_WORK REQUIRED_.
Exactly as written, please set down all of the entries again, with no pictures.

_SOURCE DATA_.
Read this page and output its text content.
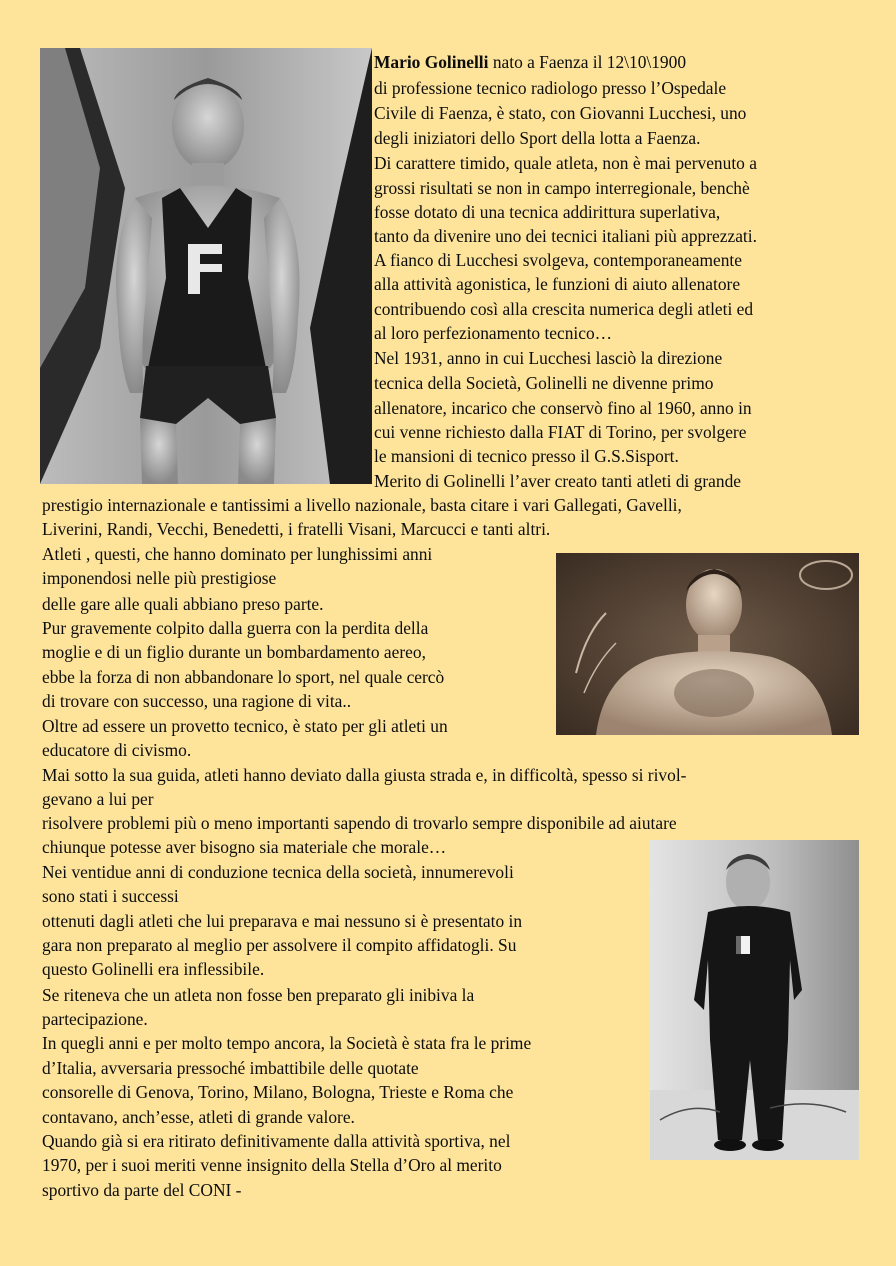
Mario Golinelli nato a Faenza il 12\10\1900
di professione tecnico radiologo presso l’Ospedale
Civile di Faenza, è stato, con Giovanni Lucchesi, uno
degli iniziatori dello Sport della lotta a Faenza.
Di carattere timido, quale atleta, non è mai pervenuto a
grossi risultati se non in campo interregionale, benchè
fosse dotato di una tecnica addirittura superlativa,
tanto da divenire uno dei tecnici italiani più apprezzati.
A fianco di Lucchesi svolgeva, contemporaneamente
alla attività agonistica, le funzioni di aiuto allenatore
contribuendo così alla crescita numerica degli atleti ed
al loro perfezionamento tecnico…
Nel 1931, anno in cui Lucchesi lasciò la direzione
tecnica della Società, Golinelli ne divenne primo
allenatore, incarico che conservò fino al 1960, anno in
cui venne richiesto dalla FIAT di Torino, per svolgere
le mansioni di tecnico presso il G.S.Sisport.
Merito di Golinelli l’aver creato tanti atleti di grande
prestigio internazionale e tantissimi a livello nazionale, basta citare i vari Gallegati, Gavelli,
Liverini, Randi, Vecchi, Benedetti, i fratelli Visani, Marcucci e tanti altri.
Atleti , questi, che hanno dominato per lunghissimi anni
imponendosi nelle più prestigiose
delle gare alle quali abbiano preso parte.
Pur gravemente colpito dalla guerra con la perdita della
moglie e di un figlio durante un bombardamento aereo,
ebbe la forza di non abbandonare lo sport, nel quale cercò
di trovare con successo, una ragione di vita..
Oltre ad essere un provetto tecnico, è stato per gli atleti un
educatore di civismo.
Mai sotto la sua guida, atleti hanno deviato dalla giusta strada e, in difficoltà, spesso si rivol-
gevano a lui per
risolvere problemi più o meno importanti sapendo di trovarlo sempre disponibile ad aiutare
chiunque potesse aver bisogno sia materiale che morale…
Nei ventidue anni di conduzione tecnica della società, innumerevoli
sono stati i successi
ottenuti dagli atleti che lui preparava e mai nessuno si è presentato in
gara non preparato al meglio per assolvere il compito affidatogli. Su
questo Golinelli era inflessibile.
Se riteneva che un atleta non fosse ben preparato gli inibiva la
partecipazione.
In quegli anni e per molto tempo ancora, la Società è stata fra le prime
d’Italia, avversaria pressoché imbattibile delle quotate
consorelle di Genova, Torino, Milano, Bologna, Trieste e Roma che
contavano, anch’esse, atleti di grande valore.
Quando già si era ritirato definitivamente dalla attività sportiva, nel
1970, per i suoi meriti venne insignito della Stella d’Oro al merito
sportivo da parte del CONI -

_WORKED ANSWER_.
Read this page and output its text content.
Mario Golinelli nato a Faenza il 12\10\1900
di professione tecnico radiologo presso l’Ospedale
Civile di Faenza, è stato, con Giovanni Lucchesi, uno
degli iniziatori dello Sport della lotta a Faenza.
Di carattere timido, quale atleta, non è mai pervenuto a
grossi risultati se non in campo interregionale, benchè
fosse dotato di una tecnica addirittura superlativa,
tanto da divenire uno dei tecnici italiani più apprezzati.
A fianco di Lucchesi svolgeva, contemporaneamente
alla attività agonistica, le funzioni di aiuto allenatore
contribuendo così alla crescita numerica degli atleti ed
al loro perfezionamento tecnico…
Nel 1931, anno in cui Lucchesi lasciò la direzione
tecnica della Società, Golinelli ne divenne primo
allenatore, incarico che conservò fino al 1960, anno in
cui venne richiesto dalla FIAT di Torino, per svolgere
le mansioni di tecnico presso il G.S.Sisport.
Merito di Golinelli l’aver creato tanti atleti di grande
prestigio internazionale e tantissimi a livello nazionale, basta citare i vari Gallegati, Gavelli,
Liverini, Randi, Vecchi, Benedetti, i fratelli Visani, Marcucci e tanti altri.
Atleti , questi, che hanno dominato per lunghissimi anni
imponendosi nelle più prestigiose
delle gare alle quali abbiano preso parte.
Pur gravemente colpito dalla guerra con la perdita della
moglie e di un figlio durante un bombardamento aereo,
ebbe la forza di non abbandonare lo sport, nel quale cercò
di trovare con successo, una ragione di vita..
Oltre ad essere un provetto tecnico, è stato per gli atleti un
educatore di civismo.
Mai sotto la sua guida, atleti hanno deviato dalla giusta strada e, in difficoltà, spesso si rivol-
gevano a lui per
risolvere problemi più o meno importanti sapendo di trovarlo sempre disponibile ad aiutare
chiunque potesse aver bisogno sia materiale che morale…
Nei ventidue anni di conduzione tecnica della società, innumerevoli
sono stati i successi
ottenuti dagli atleti che lui preparava e mai nessuno si è presentato in
gara non preparato al meglio per assolvere il compito affidatogli. Su
questo Golinelli era inflessibile.
Se riteneva che un atleta non fosse ben preparato gli inibiva la
partecipazione.
In quegli anni e per molto tempo ancora, la Società è stata fra le prime
d’Italia, avversaria pressoché imbattibile delle quotate
consorelle di Genova, Torino, Milano, Bologna, Trieste e Roma che
contavano, anch’esse, atleti di grande valore.
Quando già si era ritirato definitivamente dalla attività sportiva, nel
1970, per i suoi meriti venne insignito della Stella d’Oro al merito
sportivo da parte del CONI -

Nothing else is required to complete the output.